**Written problem:** Repeat the records verbatim and leave the pictures out of your copy.

**Records to process:**
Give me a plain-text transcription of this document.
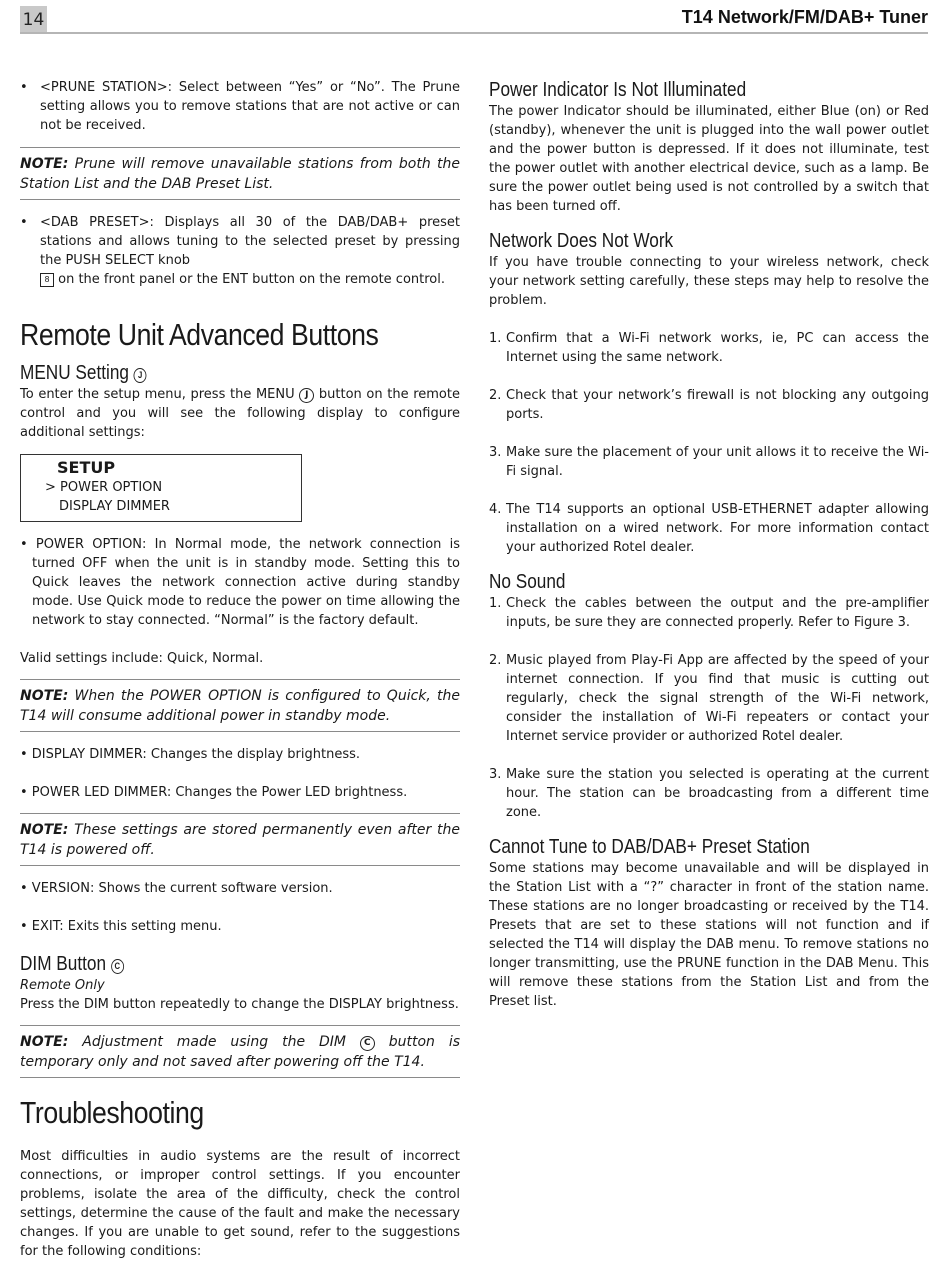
14	T14 Network/FM/DAB+ Tuner

• <PRUNE STATION>: Select between “Yes” or “No”. The Prune setting allows you to remove stations that are not active or can not be received.

NOTE: Prune will remove unavailable stations from both the Station List and the DAB Preset List.

• <DAB PRESET>: Displays all 30 of the DAB/DAB+ preset stations and allows tuning to the selected preset by pressing the PUSH SELECT knob
8 on the front panel or the ENT button on the remote control.

Remote Unit Advanced Buttons
MENU Setting J

To enter the setup menu, press the MENU J button on the remote control and you will see the following display to configure additional settings:

SETUP
> POWER OPTION
DISPLAY DIMMER

• POWER OPTION: In Normal mode, the network connection is turned OFF when the unit is in standby mode. Setting this to Quick leaves the network connection active during standby mode. Use Quick mode to reduce the power on time allowing the network to stay connected. “Normal” is the factory default.

Valid settings include: Quick, Normal.

NOTE: When the POWER OPTION is configured to Quick, the T14 will consume additional power in standby mode.

• DISPLAY DIMMER: Changes the display brightness.

• POWER LED DIMMER: Changes the Power LED brightness.

NOTE: These settings are stored permanently even after the T14 is powered off.

• VERSION: Shows the current software version.

• EXIT: Exits this setting menu.

DIM Button C

Remote Only

Press the DIM button repeatedly to change the DISPLAY brightness.

NOTE: Adjustment made using the DIM C button is temporary only and not saved after powering off the T14.
Troubleshooting

Most difficulties in audio systems are the result of incorrect connections, or improper control settings. If you encounter problems, isolate the area of the difficulty, check the control settings, determine the cause of the fault and make the necessary changes. If you are unable to get sound, refer to the suggestions for the following conditions:

Power Indicator Is Not Illuminated

The power Indicator should be illuminated, either Blue (on) or Red (standby), whenever the unit is plugged into the wall power outlet and the power button is depressed. If it does not illuminate, test the power outlet with another electrical device, such as a lamp. Be sure the power outlet being used is not controlled by a switch that has been turned off.

Network Does Not Work

If you have trouble connecting to your wireless network, check your network setting carefully, these steps may help to resolve the problem.

1. Confirm that a Wi-Fi network works, ie, PC can access the Internet using the same network.

2. Check that your network’s firewall is not blocking any outgoing ports.

3. Make sure the placement of your unit allows it to receive the Wi-Fi signal.

4. The T14 supports an optional USB-ETHERNET adapter allowing installation on a wired network. For more information contact your authorized Rotel dealer.

No Sound

1. Check the cables between the output and the pre-amplifier inputs, be sure they are connected properly. Refer to Figure 3.

2. Music played from Play-Fi App are affected by the speed of your internet connection. If you find that music is cutting out regularly, check the signal strength of the Wi-Fi network, consider the installation of Wi-Fi repeaters or contact your Internet service provider or authorized Rotel dealer.

3. Make sure the station you selected is operating at the current hour. The station can be broadcasting from a different time zone.

Cannot Tune to DAB/DAB+ Preset Station

Some stations may become unavailable and will be displayed in the Station List with a “?” character in front of the station name. These stations are no longer broadcasting or received by the T14. Presets that are set to these stations will not function and if selected the T14 will display the DAB menu. To remove stations no longer transmitting, use the PRUNE function in the DAB Menu. This will remove these stations from the Station List and from the Preset list.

**Answer:**
Give me a plain-text transcription of this document.
14	T14 Network/FM/DAB+ Tuner

• <PRUNE STATION>: Select between “Yes” or “No”. The Prune setting allows you to remove stations that are not active or can not be received.

NOTE: Prune will remove unavailable stations from both the Station List and the DAB Preset List.

• <DAB PRESET>: Displays all 30 of the DAB/DAB+ preset stations and allows tuning to the selected preset by pressing the PUSH SELECT knob
8 on the front panel or the ENT button on the remote control.

Remote Unit Advanced Buttons
MENU Setting J

To enter the setup menu, press the MENU J button on the remote control and you will see the following display to configure additional settings:

SETUP
> POWER OPTION
DISPLAY DIMMER

• POWER OPTION: In Normal mode, the network connection is turned OFF when the unit is in standby mode. Setting this to Quick leaves the network connection active during standby mode. Use Quick mode to reduce the power on time allowing the network to stay connected. “Normal” is the factory default.

Valid settings include: Quick, Normal.

NOTE: When the POWER OPTION is configured to Quick, the T14 will consume additional power in standby mode.

• DISPLAY DIMMER: Changes the display brightness.

• POWER LED DIMMER: Changes the Power LED brightness.

NOTE: These settings are stored permanently even after the T14 is powered off.

• VERSION: Shows the current software version.

• EXIT: Exits this setting menu.

DIM Button C

Remote Only

Press the DIM button repeatedly to change the DISPLAY brightness.

NOTE: Adjustment made using the DIM C button is temporary only and not saved after powering off the T14.
Troubleshooting

Most difficulties in audio systems are the result of incorrect connections, or improper control settings. If you encounter problems, isolate the area of the difficulty, check the control settings, determine the cause of the fault and make the necessary changes. If you are unable to get sound, refer to the suggestions for the following conditions:

Power Indicator Is Not Illuminated

The power Indicator should be illuminated, either Blue (on) or Red (standby), whenever the unit is plugged into the wall power outlet and the power button is depressed. If it does not illuminate, test the power outlet with another electrical device, such as a lamp. Be sure the power outlet being used is not controlled by a switch that has been turned off.

Network Does Not Work

If you have trouble connecting to your wireless network, check your network setting carefully, these steps may help to resolve the problem.

1. Confirm that a Wi-Fi network works, ie, PC can access the Internet using the same network.

2. Check that your network’s firewall is not blocking any outgoing ports.

3. Make sure the placement of your unit allows it to receive the Wi-Fi signal.

4. The T14 supports an optional USB-ETHERNET adapter allowing installation on a wired network. For more information contact your authorized Rotel dealer.

No Sound

1. Check the cables between the output and the pre-amplifier inputs, be sure they are connected properly. Refer to Figure 3.

2. Music played from Play-Fi App are affected by the speed of your internet connection. If you find that music is cutting out regularly, check the signal strength of the Wi-Fi network, consider the installation of Wi-Fi repeaters or contact your Internet service provider or authorized Rotel dealer.

3. Make sure the station you selected is operating at the current hour. The station can be broadcasting from a different time zone.

Cannot Tune to DAB/DAB+ Preset Station

Some stations may become unavailable and will be displayed in the Station List with a “?” character in front of the station name. These stations are no longer broadcasting or received by the T14. Presets that are set to these stations will not function and if selected the T14 will display the DAB menu. To remove stations no longer transmitting, use the PRUNE function in the DAB Menu. This will remove these stations from the Station List and from the Preset list.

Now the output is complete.